* start Dataset entries *

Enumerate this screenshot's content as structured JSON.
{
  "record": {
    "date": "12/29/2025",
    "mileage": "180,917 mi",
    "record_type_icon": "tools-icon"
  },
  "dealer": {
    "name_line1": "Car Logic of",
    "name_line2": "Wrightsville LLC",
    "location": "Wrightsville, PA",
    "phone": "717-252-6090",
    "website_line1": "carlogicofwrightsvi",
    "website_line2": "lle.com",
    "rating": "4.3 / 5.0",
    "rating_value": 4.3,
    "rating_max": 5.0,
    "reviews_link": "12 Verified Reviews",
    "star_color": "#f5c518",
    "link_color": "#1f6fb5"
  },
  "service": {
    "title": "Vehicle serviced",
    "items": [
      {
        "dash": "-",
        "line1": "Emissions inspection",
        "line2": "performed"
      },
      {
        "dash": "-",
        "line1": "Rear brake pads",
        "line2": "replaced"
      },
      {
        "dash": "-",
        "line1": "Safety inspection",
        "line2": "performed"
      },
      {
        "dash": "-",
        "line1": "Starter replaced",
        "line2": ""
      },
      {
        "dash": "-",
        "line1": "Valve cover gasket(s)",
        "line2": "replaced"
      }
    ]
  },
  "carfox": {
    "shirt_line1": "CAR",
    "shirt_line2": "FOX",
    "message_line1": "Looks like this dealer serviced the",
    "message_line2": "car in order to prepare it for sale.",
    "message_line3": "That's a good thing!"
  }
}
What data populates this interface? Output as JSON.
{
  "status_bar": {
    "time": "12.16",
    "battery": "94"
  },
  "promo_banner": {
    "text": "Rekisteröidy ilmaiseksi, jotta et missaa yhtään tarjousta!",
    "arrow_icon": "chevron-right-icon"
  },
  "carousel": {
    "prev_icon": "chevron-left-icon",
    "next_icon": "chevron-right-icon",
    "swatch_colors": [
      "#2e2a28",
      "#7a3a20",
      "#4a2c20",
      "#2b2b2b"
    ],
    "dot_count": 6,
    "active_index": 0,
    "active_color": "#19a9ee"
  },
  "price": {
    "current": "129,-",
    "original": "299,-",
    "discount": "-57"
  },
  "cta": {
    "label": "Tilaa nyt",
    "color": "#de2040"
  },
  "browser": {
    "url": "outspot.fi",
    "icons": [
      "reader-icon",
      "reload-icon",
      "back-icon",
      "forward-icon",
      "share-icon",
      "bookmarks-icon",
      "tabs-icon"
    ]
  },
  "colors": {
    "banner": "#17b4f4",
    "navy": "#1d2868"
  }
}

* end Dataset entries *

Show all lines from the records above where the word "chevron" occurs.

    "arrow_icon": "chevron-right-icon"
    "prev_icon": "chevron-left-icon",
    "next_icon": "chevron-right-icon",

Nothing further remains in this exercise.